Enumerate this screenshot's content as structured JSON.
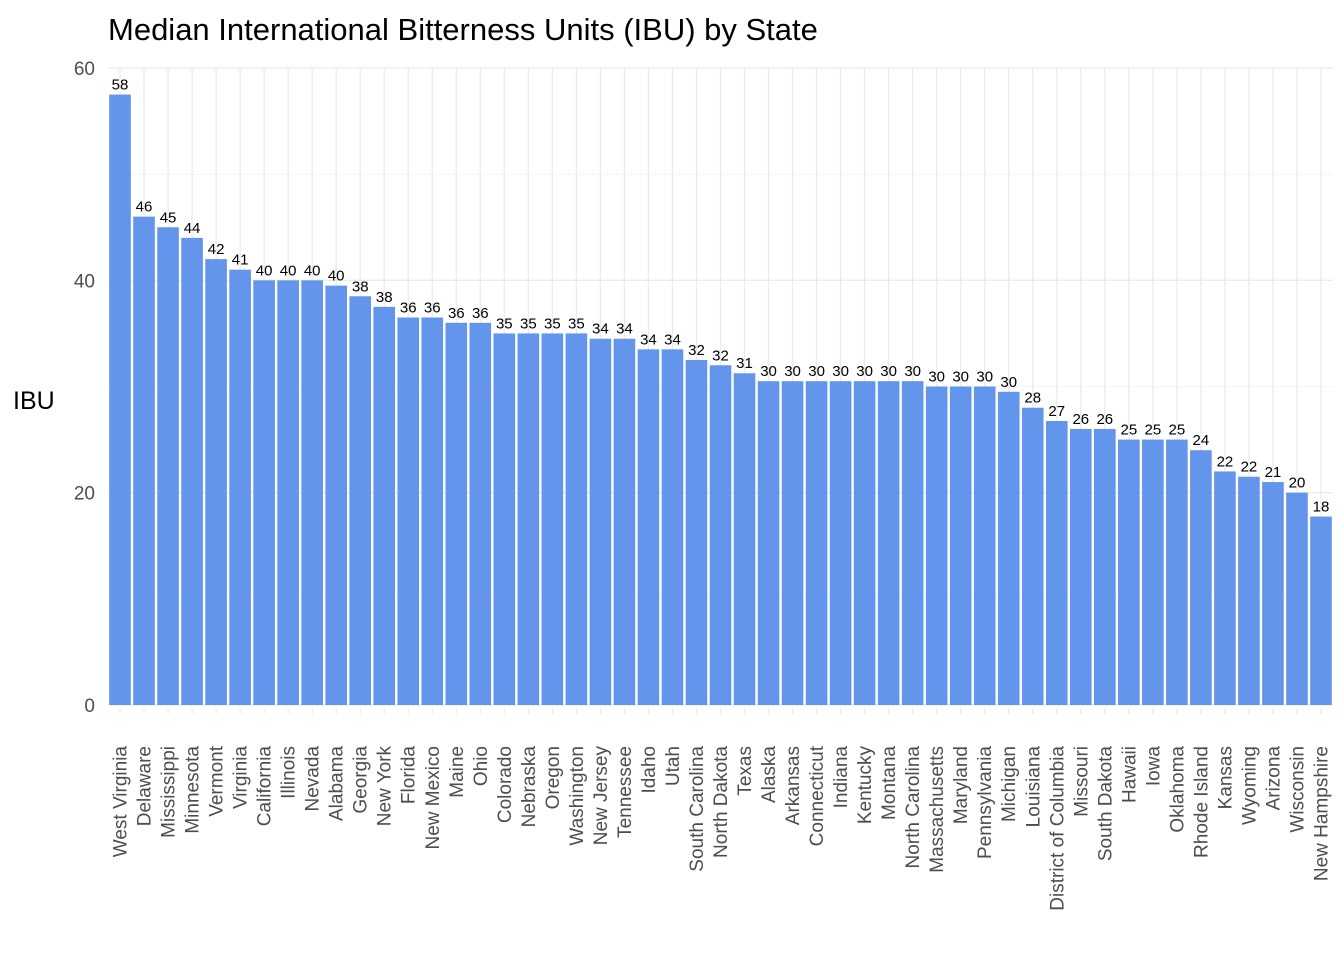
{
  "chart_data": {
    "type": "bar",
    "title": "Median International Bitterness Units (IBU) by State",
    "xlabel": "",
    "ylabel": "IBU",
    "ylim": [
      0,
      60
    ],
    "yticks": [
      0,
      20,
      40,
      60
    ],
    "grid": true,
    "bar_color": "#6495ED",
    "categories": [
      "West Virginia",
      "Delaware",
      "Mississippi",
      "Minnesota",
      "Vermont",
      "Virginia",
      "California",
      "Illinois",
      "Nevada",
      "Alabama",
      "Georgia",
      "New York",
      "Florida",
      "New Mexico",
      "Maine",
      "Ohio",
      "Colorado",
      "Nebraska",
      "Oregon",
      "Washington",
      "New Jersey",
      "Tennessee",
      "Idaho",
      "Utah",
      "South Carolina",
      "North Dakota",
      "Texas",
      "Alaska",
      "Arkansas",
      "Connecticut",
      "Indiana",
      "Kentucky",
      "Montana",
      "North Carolina",
      "Massachusetts",
      "Maryland",
      "Pennsylvania",
      "Michigan",
      "Louisiana",
      "District of Columbia",
      "Missouri",
      "South Dakota",
      "Hawaii",
      "Iowa",
      "Oklahoma",
      "Rhode Island",
      "Kansas",
      "Wyoming",
      "Arizona",
      "Wisconsin",
      "New Hampshire"
    ],
    "values": [
      57.5,
      46,
      45,
      44,
      42,
      41,
      40,
      40,
      40,
      39.5,
      38.5,
      37.5,
      36.5,
      36.5,
      36,
      36,
      35,
      35,
      35,
      35,
      34.5,
      34.5,
      33.5,
      33.5,
      32.5,
      32,
      31.25,
      30.5,
      30.5,
      30.5,
      30.5,
      30.5,
      30.5,
      30.5,
      30,
      30,
      30,
      29.5,
      28,
      26.75,
      26,
      26,
      25,
      25,
      25,
      24,
      22,
      21.5,
      21,
      20,
      17.75
    ],
    "labels": [
      "58",
      "46",
      "45",
      "44",
      "42",
      "41",
      "40",
      "40",
      "40",
      "40",
      "38",
      "38",
      "36",
      "36",
      "36",
      "36",
      "35",
      "35",
      "35",
      "35",
      "34",
      "34",
      "34",
      "34",
      "32",
      "32",
      "31",
      "30",
      "30",
      "30",
      "30",
      "30",
      "30",
      "30",
      "30",
      "30",
      "30",
      "30",
      "28",
      "27",
      "26",
      "26",
      "25",
      "25",
      "25",
      "24",
      "22",
      "22",
      "21",
      "20",
      "18"
    ]
  }
}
════════
# [What this task involves]
Copy out each line exactly, without the pictures.

# [Exercise output]
Enumerate this screenshot's content as structured JSON.
{
  "chart_data": {
    "type": "bar",
    "title": "Median International Bitterness Units (IBU) by State",
    "xlabel": "",
    "ylabel": "IBU",
    "ylim": [
      0,
      60
    ],
    "yticks": [
      0,
      20,
      40,
      60
    ],
    "grid": true,
    "bar_color": "#6495ED",
    "categories": [
      "West Virginia",
      "Delaware",
      "Mississippi",
      "Minnesota",
      "Vermont",
      "Virginia",
      "California",
      "Illinois",
      "Nevada",
      "Alabama",
      "Georgia",
      "New York",
      "Florida",
      "New Mexico",
      "Maine",
      "Ohio",
      "Colorado",
      "Nebraska",
      "Oregon",
      "Washington",
      "New Jersey",
      "Tennessee",
      "Idaho",
      "Utah",
      "South Carolina",
      "North Dakota",
      "Texas",
      "Alaska",
      "Arkansas",
      "Connecticut",
      "Indiana",
      "Kentucky",
      "Montana",
      "North Carolina",
      "Massachusetts",
      "Maryland",
      "Pennsylvania",
      "Michigan",
      "Louisiana",
      "District of Columbia",
      "Missouri",
      "South Dakota",
      "Hawaii",
      "Iowa",
      "Oklahoma",
      "Rhode Island",
      "Kansas",
      "Wyoming",
      "Arizona",
      "Wisconsin",
      "New Hampshire"
    ],
    "values": [
      57.5,
      46,
      45,
      44,
      42,
      41,
      40,
      40,
      40,
      39.5,
      38.5,
      37.5,
      36.5,
      36.5,
      36,
      36,
      35,
      35,
      35,
      35,
      34.5,
      34.5,
      33.5,
      33.5,
      32.5,
      32,
      31.25,
      30.5,
      30.5,
      30.5,
      30.5,
      30.5,
      30.5,
      30.5,
      30,
      30,
      30,
      29.5,
      28,
      26.75,
      26,
      26,
      25,
      25,
      25,
      24,
      22,
      21.5,
      21,
      20,
      17.75
    ],
    "labels": [
      "58",
      "46",
      "45",
      "44",
      "42",
      "41",
      "40",
      "40",
      "40",
      "40",
      "38",
      "38",
      "36",
      "36",
      "36",
      "36",
      "35",
      "35",
      "35",
      "35",
      "34",
      "34",
      "34",
      "34",
      "32",
      "32",
      "31",
      "30",
      "30",
      "30",
      "30",
      "30",
      "30",
      "30",
      "30",
      "30",
      "30",
      "30",
      "28",
      "27",
      "26",
      "26",
      "25",
      "25",
      "25",
      "24",
      "22",
      "22",
      "21",
      "20",
      "18"
    ]
  }
}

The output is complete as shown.